# WHAT THE TASK REQUIRES:
Only a number is wanted: how many lines in the listing contain the word "text"?

┌─ EXTRACTED MATERIAL

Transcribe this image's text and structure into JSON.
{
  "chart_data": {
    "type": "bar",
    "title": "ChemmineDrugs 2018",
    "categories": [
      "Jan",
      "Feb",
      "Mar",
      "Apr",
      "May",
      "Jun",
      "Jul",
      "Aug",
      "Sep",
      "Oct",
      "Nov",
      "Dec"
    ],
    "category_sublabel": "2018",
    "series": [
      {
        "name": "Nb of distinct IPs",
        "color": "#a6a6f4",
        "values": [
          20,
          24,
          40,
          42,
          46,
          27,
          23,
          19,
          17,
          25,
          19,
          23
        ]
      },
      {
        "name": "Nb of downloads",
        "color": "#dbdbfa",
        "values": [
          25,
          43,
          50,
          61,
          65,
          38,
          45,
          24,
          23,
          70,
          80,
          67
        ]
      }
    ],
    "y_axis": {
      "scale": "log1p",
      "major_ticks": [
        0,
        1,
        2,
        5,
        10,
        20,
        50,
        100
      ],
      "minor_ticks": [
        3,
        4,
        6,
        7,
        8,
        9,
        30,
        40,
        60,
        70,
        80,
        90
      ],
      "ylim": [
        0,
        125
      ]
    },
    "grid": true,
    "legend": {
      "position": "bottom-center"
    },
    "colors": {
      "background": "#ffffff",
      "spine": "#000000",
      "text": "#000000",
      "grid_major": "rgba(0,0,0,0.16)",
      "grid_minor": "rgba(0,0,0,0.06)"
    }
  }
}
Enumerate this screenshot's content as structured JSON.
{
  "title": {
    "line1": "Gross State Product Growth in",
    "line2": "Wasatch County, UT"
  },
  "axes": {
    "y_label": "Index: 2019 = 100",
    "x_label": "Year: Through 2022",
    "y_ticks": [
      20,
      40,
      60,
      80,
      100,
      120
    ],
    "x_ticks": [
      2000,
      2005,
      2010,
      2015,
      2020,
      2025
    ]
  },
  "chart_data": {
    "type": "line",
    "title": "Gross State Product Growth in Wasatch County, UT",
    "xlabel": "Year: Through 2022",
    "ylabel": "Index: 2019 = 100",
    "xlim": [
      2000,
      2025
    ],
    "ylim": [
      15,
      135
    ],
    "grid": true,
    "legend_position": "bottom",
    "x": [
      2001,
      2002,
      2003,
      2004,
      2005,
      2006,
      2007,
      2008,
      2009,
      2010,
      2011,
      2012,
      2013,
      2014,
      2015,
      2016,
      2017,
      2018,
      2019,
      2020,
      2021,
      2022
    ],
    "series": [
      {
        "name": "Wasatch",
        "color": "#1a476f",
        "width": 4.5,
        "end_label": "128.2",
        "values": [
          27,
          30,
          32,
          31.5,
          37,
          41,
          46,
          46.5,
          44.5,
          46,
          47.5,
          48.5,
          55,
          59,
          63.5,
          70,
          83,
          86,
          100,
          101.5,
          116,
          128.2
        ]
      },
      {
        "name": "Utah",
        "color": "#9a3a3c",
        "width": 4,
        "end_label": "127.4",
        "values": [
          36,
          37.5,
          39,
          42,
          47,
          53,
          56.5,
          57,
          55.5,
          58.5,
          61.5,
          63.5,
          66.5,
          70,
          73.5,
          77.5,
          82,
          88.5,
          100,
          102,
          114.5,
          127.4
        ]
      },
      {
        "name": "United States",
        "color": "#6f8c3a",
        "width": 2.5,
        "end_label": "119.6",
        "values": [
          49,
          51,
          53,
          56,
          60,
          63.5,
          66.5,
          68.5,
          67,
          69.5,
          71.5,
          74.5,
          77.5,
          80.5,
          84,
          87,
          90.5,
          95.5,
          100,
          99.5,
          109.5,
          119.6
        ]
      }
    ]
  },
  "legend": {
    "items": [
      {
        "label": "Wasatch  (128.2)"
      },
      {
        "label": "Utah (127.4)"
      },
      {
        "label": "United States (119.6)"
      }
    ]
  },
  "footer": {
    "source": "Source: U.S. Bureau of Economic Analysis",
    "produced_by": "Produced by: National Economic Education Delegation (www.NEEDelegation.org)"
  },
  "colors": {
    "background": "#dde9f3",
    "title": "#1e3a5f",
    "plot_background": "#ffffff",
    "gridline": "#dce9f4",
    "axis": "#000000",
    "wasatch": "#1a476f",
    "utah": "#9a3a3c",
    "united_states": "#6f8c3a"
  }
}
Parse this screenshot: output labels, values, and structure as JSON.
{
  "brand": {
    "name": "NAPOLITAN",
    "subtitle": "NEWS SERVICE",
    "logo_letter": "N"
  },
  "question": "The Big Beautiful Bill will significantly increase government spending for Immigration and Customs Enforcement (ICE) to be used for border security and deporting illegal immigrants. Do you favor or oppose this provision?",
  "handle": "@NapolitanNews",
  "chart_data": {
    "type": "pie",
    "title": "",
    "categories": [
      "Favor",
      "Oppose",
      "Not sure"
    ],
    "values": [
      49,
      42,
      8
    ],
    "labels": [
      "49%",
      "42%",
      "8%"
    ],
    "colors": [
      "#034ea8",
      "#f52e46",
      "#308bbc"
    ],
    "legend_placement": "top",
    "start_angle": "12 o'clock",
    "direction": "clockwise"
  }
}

└─
┌─ EXTRACTED MATERIAL

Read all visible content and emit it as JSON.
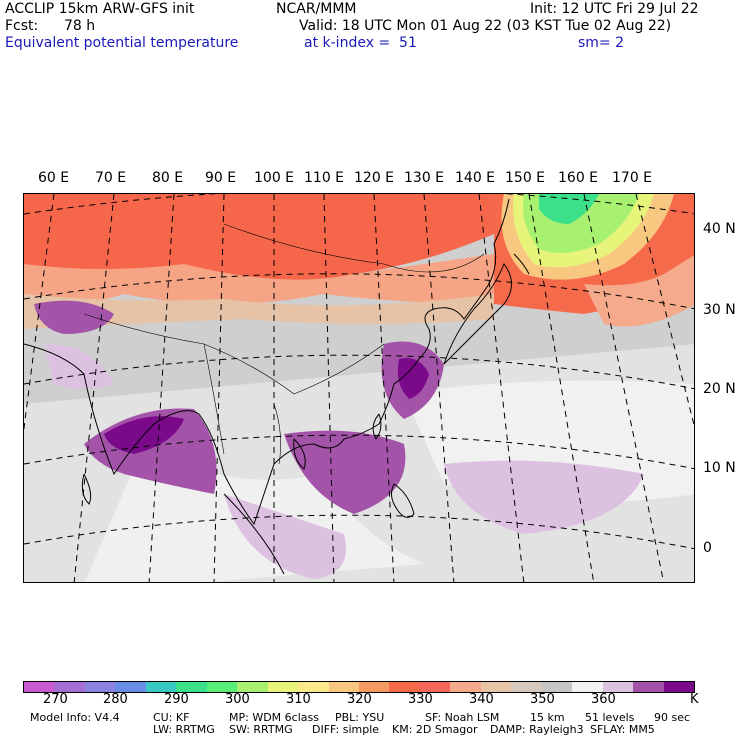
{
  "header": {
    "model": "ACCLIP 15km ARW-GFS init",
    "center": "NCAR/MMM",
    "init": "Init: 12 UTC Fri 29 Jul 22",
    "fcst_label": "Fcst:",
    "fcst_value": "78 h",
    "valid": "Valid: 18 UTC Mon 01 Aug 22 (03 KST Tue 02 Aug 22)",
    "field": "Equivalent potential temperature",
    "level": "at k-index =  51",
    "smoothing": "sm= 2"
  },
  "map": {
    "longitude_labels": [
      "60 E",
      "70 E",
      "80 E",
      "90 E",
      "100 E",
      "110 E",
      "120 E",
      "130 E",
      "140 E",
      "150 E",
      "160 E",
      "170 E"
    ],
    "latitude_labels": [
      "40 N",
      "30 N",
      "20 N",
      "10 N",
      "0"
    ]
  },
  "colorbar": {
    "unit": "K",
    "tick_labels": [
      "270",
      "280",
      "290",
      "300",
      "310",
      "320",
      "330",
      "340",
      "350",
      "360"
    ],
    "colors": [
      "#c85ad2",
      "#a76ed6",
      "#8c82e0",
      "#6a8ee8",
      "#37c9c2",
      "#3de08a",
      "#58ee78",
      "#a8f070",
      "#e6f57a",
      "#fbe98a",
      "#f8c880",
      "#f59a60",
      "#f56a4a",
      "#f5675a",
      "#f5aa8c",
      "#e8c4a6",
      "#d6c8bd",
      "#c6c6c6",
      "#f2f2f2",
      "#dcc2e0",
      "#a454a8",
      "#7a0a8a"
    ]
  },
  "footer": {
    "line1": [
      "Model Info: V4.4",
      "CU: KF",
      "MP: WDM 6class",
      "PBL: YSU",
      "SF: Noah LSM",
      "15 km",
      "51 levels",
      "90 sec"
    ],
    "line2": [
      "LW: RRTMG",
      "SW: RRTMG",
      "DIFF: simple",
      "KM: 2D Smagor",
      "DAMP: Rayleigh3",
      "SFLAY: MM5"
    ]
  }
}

└─

# OUTPUT OF THE EXERCISE:
2